| Work required |
Starting at the line that holds "Parse this screenshot: output", set down each line through the end of the listing, exactly as written and with nothing added.

[A block of data]
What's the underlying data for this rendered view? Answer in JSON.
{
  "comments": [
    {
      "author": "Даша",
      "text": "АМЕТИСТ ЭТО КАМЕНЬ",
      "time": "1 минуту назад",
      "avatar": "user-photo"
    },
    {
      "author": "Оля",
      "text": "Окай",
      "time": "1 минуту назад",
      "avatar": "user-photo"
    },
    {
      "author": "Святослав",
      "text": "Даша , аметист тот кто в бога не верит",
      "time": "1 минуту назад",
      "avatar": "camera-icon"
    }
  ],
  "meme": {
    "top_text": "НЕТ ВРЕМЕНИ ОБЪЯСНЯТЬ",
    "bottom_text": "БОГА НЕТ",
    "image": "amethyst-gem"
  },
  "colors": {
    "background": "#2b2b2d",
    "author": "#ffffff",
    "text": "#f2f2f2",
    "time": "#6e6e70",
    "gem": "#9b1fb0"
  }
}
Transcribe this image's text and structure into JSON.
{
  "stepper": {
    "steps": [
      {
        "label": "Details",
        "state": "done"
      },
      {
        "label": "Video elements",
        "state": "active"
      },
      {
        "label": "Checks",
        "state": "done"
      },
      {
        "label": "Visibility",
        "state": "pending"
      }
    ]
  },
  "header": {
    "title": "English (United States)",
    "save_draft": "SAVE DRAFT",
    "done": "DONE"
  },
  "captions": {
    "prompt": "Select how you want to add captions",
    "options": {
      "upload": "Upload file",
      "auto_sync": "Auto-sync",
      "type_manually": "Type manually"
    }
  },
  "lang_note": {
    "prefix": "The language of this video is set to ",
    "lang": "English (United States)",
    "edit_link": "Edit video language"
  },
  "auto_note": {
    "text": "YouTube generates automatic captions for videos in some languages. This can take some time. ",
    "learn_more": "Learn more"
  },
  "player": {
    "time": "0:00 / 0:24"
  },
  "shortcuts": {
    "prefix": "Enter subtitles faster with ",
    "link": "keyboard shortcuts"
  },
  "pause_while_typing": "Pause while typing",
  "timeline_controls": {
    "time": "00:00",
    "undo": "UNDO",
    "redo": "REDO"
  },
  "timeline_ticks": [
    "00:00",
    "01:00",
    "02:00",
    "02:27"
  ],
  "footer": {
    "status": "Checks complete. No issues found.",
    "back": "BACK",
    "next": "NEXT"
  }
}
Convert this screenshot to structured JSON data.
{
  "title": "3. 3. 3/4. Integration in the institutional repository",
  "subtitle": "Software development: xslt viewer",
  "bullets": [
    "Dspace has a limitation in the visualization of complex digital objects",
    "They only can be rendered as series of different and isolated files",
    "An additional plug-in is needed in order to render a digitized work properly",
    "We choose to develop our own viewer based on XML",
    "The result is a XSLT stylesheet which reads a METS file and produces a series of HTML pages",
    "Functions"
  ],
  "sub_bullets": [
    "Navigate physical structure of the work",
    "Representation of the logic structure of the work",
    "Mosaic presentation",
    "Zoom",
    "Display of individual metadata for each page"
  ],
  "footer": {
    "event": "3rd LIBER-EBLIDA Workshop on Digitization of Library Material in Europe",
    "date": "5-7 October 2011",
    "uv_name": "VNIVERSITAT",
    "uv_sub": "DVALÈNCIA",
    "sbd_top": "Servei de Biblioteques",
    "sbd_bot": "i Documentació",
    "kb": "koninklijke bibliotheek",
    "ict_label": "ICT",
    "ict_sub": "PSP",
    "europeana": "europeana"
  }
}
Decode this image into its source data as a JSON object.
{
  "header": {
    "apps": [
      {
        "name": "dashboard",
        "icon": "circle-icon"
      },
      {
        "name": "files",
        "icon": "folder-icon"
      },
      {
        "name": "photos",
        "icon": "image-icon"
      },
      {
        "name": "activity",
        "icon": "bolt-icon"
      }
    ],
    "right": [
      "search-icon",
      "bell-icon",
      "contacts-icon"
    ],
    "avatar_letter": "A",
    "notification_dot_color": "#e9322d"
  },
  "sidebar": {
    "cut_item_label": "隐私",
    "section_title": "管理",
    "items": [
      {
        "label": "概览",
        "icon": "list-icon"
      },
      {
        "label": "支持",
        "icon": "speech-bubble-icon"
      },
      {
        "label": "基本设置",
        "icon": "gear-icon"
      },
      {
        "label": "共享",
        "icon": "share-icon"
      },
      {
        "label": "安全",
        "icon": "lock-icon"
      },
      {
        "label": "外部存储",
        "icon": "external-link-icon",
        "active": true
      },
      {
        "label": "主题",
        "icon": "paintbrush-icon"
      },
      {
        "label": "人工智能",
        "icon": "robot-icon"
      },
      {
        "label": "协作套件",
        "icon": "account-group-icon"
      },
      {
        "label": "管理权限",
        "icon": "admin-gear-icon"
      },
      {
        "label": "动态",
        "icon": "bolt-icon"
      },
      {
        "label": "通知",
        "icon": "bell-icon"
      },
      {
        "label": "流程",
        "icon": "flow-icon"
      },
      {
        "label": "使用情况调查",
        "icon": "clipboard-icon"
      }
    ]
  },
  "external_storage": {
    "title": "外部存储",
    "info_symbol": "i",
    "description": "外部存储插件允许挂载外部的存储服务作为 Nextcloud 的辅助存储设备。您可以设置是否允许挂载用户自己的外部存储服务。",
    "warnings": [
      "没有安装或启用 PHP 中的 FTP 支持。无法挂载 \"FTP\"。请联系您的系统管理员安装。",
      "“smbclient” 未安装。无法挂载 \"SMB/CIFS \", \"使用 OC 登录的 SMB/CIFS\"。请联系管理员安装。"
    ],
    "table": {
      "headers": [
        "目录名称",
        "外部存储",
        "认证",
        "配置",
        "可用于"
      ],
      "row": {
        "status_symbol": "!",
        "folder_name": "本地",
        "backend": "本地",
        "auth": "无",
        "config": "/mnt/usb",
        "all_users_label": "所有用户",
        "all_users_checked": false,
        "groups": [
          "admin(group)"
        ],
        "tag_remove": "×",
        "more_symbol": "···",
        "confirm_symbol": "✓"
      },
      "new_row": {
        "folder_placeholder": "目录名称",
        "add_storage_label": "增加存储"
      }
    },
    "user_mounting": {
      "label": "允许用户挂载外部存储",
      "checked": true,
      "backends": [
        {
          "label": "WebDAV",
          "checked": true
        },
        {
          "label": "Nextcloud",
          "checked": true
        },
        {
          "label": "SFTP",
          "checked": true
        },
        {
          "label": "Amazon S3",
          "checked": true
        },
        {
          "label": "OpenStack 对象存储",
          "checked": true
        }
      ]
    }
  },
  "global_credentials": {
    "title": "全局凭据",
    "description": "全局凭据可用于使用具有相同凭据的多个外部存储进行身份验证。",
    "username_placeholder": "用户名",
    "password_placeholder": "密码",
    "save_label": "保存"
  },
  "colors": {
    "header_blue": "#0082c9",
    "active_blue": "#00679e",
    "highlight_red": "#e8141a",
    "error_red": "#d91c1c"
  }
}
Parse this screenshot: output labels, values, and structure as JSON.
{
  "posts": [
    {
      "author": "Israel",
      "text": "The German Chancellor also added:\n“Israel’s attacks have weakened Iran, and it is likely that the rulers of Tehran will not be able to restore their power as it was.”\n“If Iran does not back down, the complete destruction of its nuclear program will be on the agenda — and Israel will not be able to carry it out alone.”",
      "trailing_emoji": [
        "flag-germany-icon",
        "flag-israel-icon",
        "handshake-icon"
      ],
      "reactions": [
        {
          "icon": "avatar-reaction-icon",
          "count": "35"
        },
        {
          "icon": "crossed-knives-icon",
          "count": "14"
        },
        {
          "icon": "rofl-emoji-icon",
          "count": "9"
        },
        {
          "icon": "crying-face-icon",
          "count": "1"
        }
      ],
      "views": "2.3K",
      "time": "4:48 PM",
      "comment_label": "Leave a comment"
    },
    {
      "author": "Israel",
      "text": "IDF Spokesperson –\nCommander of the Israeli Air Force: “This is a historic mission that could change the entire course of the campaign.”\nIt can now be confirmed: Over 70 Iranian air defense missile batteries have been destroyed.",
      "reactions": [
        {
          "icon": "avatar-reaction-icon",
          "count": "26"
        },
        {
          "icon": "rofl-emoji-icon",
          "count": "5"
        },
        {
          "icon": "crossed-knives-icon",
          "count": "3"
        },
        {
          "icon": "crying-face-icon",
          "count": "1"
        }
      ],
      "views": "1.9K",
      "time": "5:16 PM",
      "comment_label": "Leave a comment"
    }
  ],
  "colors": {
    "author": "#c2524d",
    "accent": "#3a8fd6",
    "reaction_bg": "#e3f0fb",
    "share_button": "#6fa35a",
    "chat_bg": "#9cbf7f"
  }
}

| Task solution |
Parse this screenshot: output labels, values, and structure as JSON.
{
  "posts": [
    {
      "author": "Israel",
      "text": "The German Chancellor also added:\n“Israel’s attacks have weakened Iran, and it is likely that the rulers of Tehran will not be able to restore their power as it was.”\n“If Iran does not back down, the complete destruction of its nuclear program will be on the agenda — and Israel will not be able to carry it out alone.”",
      "trailing_emoji": [
        "flag-germany-icon",
        "flag-israel-icon",
        "handshake-icon"
      ],
      "reactions": [
        {
          "icon": "avatar-reaction-icon",
          "count": "35"
        },
        {
          "icon": "crossed-knives-icon",
          "count": "14"
        },
        {
          "icon": "rofl-emoji-icon",
          "count": "9"
        },
        {
          "icon": "crying-face-icon",
          "count": "1"
        }
      ],
      "views": "2.3K",
      "time": "4:48 PM",
      "comment_label": "Leave a comment"
    },
    {
      "author": "Israel",
      "text": "IDF Spokesperson –\nCommander of the Israeli Air Force: “This is a historic mission that could change the entire course of the campaign.”\nIt can now be confirmed: Over 70 Iranian air defense missile batteries have been destroyed.",
      "reactions": [
        {
          "icon": "avatar-reaction-icon",
          "count": "26"
        },
        {
          "icon": "rofl-emoji-icon",
          "count": "5"
        },
        {
          "icon": "crossed-knives-icon",
          "count": "3"
        },
        {
          "icon": "crying-face-icon",
          "count": "1"
        }
      ],
      "views": "1.9K",
      "time": "5:16 PM",
      "comment_label": "Leave a comment"
    }
  ],
  "colors": {
    "author": "#c2524d",
    "accent": "#3a8fd6",
    "reaction_bg": "#e3f0fb",
    "share_button": "#6fa35a",
    "chat_bg": "#9cbf7f"
  }
}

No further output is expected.